[Stored entries]
-*-*-

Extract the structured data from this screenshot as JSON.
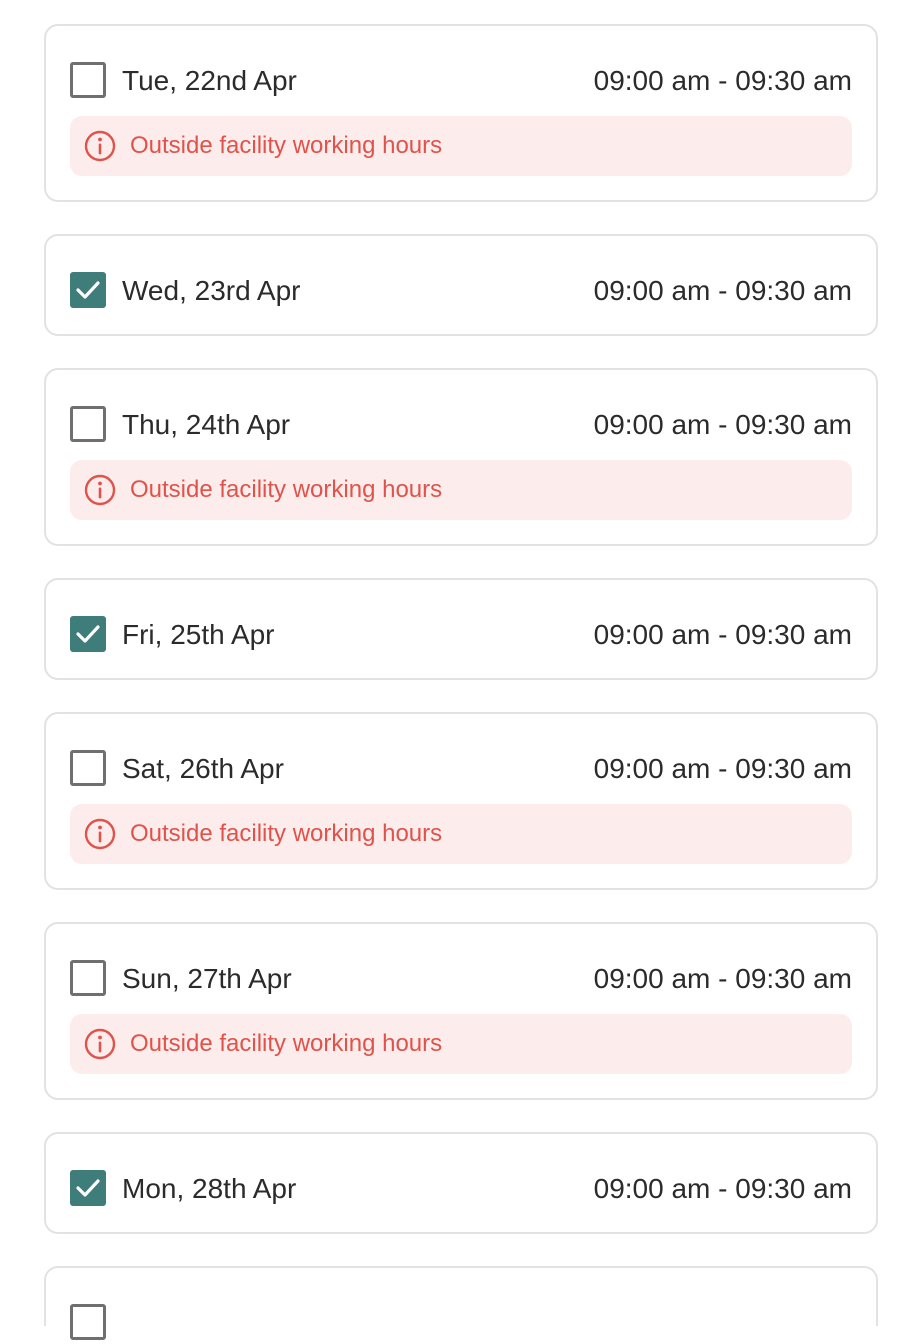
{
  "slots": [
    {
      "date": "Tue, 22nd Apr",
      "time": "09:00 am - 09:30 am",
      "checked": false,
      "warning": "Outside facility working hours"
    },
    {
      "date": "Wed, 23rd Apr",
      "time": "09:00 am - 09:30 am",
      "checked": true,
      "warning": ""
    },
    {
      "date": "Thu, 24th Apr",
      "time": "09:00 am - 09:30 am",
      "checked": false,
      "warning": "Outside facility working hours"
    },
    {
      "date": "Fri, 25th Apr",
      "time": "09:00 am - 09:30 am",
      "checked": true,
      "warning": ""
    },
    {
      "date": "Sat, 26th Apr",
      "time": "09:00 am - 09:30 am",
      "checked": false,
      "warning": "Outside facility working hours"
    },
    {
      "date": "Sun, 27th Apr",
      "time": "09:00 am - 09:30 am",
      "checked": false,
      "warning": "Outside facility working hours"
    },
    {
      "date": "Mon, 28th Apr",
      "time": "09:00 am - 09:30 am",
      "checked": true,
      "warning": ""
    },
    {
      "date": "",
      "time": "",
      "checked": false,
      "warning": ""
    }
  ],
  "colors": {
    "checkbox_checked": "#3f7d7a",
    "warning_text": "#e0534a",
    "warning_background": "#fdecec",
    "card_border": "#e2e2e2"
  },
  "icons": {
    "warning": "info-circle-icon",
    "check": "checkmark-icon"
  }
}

-*-*-

Reproduce all entries without any change, and omit the pictures.

Final result
Extract the structured data from this screenshot as JSON.
{
  "slots": [
    {
      "date": "Tue, 22nd Apr",
      "time": "09:00 am - 09:30 am",
      "checked": false,
      "warning": "Outside facility working hours"
    },
    {
      "date": "Wed, 23rd Apr",
      "time": "09:00 am - 09:30 am",
      "checked": true,
      "warning": ""
    },
    {
      "date": "Thu, 24th Apr",
      "time": "09:00 am - 09:30 am",
      "checked": false,
      "warning": "Outside facility working hours"
    },
    {
      "date": "Fri, 25th Apr",
      "time": "09:00 am - 09:30 am",
      "checked": true,
      "warning": ""
    },
    {
      "date": "Sat, 26th Apr",
      "time": "09:00 am - 09:30 am",
      "checked": false,
      "warning": "Outside facility working hours"
    },
    {
      "date": "Sun, 27th Apr",
      "time": "09:00 am - 09:30 am",
      "checked": false,
      "warning": "Outside facility working hours"
    },
    {
      "date": "Mon, 28th Apr",
      "time": "09:00 am - 09:30 am",
      "checked": true,
      "warning": ""
    },
    {
      "date": "",
      "time": "",
      "checked": false,
      "warning": ""
    }
  ],
  "colors": {
    "checkbox_checked": "#3f7d7a",
    "warning_text": "#e0534a",
    "warning_background": "#fdecec",
    "card_border": "#e2e2e2"
  },
  "icons": {
    "warning": "info-circle-icon",
    "check": "checkmark-icon"
  }
}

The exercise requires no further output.